Dataset content -
* * * * * * *
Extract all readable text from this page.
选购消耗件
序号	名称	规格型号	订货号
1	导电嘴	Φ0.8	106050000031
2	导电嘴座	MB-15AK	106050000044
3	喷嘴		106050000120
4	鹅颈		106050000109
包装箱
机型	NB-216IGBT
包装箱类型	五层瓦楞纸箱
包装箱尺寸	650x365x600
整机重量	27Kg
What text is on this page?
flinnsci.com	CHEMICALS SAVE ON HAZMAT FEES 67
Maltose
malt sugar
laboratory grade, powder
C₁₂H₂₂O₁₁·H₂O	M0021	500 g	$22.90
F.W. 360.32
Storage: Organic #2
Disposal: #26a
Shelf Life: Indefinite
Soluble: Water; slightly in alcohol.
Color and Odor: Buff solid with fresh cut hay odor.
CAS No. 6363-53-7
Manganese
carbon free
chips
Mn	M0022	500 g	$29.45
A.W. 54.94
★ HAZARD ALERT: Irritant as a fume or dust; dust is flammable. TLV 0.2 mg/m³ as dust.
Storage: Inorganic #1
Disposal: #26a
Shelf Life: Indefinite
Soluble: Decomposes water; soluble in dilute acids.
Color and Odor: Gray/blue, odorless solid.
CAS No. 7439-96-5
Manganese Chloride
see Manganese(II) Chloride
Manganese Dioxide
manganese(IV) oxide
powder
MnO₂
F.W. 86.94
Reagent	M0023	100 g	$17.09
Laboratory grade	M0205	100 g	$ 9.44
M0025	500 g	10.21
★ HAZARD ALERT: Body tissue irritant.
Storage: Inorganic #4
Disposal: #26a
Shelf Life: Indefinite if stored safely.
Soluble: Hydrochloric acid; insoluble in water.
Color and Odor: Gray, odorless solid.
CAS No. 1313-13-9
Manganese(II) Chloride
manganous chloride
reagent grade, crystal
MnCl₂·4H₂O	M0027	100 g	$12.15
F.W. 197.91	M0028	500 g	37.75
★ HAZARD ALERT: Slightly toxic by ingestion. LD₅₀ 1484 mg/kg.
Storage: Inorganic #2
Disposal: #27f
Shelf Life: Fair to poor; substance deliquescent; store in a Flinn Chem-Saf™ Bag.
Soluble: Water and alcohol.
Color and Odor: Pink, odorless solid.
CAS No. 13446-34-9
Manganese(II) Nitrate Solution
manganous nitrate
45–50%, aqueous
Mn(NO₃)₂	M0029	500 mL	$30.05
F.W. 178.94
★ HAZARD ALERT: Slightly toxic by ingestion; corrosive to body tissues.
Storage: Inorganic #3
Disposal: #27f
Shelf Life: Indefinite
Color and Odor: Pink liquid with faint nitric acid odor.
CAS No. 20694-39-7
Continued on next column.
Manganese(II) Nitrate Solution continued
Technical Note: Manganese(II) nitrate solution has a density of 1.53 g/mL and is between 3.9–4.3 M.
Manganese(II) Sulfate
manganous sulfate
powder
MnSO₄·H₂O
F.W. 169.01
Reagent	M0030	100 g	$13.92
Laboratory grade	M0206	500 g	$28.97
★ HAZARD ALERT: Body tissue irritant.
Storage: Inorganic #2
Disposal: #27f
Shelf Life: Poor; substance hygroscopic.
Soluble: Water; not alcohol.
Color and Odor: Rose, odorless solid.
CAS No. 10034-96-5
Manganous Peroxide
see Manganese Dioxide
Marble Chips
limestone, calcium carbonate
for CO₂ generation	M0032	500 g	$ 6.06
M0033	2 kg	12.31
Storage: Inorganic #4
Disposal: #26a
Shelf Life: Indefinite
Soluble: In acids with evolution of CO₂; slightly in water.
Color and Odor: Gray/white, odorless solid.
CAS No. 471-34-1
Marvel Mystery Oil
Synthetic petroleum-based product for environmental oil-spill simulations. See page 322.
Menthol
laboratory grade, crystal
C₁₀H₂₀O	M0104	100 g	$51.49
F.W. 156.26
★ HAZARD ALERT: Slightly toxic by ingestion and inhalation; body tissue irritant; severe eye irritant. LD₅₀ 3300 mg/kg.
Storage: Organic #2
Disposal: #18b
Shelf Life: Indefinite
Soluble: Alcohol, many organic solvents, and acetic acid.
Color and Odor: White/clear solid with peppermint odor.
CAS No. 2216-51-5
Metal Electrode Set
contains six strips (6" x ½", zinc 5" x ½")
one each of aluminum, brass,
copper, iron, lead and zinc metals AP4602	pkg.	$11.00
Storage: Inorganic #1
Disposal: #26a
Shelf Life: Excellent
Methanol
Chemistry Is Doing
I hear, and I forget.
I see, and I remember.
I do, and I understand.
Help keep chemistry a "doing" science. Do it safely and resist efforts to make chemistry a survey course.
* * * * * * *
Task prompt - Isolate the lines that hold the word "this" and copy all of them.

Output of the task -
Extract all readable text from this page.
What text is on this page?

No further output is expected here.